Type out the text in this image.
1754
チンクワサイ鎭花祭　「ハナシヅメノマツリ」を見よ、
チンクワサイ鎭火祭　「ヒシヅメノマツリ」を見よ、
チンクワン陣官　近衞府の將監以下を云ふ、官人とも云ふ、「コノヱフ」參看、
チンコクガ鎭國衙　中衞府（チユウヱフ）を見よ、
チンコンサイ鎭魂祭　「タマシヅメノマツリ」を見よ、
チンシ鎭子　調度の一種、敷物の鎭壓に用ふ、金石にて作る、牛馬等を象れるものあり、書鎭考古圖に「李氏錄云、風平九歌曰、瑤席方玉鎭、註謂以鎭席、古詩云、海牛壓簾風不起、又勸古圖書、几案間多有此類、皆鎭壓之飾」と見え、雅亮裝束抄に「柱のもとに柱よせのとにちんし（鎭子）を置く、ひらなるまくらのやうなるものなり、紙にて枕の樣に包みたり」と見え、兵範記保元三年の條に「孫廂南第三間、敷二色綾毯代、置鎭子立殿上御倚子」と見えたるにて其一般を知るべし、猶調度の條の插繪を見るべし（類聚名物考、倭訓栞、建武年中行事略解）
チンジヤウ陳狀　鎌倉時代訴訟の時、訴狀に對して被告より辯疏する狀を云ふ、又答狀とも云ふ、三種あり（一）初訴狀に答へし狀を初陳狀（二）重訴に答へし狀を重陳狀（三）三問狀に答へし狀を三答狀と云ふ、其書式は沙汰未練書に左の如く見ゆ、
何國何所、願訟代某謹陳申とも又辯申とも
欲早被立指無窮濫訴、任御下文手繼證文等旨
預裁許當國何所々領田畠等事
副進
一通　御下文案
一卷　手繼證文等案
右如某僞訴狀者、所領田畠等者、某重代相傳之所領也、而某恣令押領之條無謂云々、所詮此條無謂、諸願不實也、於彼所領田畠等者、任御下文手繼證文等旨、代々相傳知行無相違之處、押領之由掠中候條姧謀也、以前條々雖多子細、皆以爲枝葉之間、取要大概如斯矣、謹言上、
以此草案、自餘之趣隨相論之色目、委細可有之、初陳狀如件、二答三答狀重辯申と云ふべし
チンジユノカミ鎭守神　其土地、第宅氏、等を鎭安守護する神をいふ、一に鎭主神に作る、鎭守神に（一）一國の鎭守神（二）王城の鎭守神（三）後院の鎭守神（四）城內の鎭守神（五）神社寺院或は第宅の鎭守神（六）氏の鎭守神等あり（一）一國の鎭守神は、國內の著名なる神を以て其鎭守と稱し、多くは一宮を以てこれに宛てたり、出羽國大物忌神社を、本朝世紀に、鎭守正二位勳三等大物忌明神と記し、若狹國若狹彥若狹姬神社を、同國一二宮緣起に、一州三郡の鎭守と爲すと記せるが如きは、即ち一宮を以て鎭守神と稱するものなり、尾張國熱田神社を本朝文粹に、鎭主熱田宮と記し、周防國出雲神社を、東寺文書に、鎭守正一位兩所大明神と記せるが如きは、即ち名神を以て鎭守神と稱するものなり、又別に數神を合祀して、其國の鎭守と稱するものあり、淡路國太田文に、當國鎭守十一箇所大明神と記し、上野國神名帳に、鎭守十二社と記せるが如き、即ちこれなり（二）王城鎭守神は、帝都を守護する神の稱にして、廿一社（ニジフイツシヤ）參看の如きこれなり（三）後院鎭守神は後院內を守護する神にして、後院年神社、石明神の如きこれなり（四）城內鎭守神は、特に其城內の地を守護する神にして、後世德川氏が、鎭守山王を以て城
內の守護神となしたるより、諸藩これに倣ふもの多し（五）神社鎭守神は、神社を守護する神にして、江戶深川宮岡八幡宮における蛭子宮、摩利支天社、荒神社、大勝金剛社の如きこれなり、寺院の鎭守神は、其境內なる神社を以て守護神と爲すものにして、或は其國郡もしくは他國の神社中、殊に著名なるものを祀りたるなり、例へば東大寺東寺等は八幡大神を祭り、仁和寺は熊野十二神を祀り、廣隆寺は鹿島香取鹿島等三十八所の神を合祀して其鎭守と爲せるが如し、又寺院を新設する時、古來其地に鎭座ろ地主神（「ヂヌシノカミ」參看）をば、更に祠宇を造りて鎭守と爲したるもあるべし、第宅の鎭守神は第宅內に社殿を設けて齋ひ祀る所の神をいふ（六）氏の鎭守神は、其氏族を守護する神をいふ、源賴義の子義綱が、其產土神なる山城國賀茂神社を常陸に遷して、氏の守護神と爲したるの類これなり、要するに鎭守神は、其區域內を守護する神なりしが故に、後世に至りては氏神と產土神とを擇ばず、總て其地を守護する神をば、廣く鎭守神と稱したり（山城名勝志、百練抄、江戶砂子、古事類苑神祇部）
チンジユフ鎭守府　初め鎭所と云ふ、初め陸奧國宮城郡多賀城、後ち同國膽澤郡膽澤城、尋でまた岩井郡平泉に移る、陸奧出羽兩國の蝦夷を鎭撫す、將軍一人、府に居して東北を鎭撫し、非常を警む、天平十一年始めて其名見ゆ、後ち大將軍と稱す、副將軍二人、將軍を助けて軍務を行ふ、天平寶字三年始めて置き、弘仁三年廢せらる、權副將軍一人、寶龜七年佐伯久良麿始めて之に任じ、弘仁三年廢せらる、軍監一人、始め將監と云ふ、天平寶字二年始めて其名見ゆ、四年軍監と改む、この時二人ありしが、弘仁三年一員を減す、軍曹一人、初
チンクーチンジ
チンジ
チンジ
══════════
## Objective
Copy out each line of the data containing the string "任御下文手繼證文等旨".

## Complete answer
欲早被立指無窮濫訴、任御下文手繼證文等旨
右如某僞訴狀者、所領田畠等者、某重代相傳之所領也、而某恣令押領之條無謂云々、所詮此條無謂、諸願不實也、於彼所領田畠等者、任御下文手繼證文等旨、代々相傳知行無相違之處、押領之由掠中候條姧謀也、以前條々雖多子細、皆以爲枝葉之間、取要大概如斯矣、謹言上、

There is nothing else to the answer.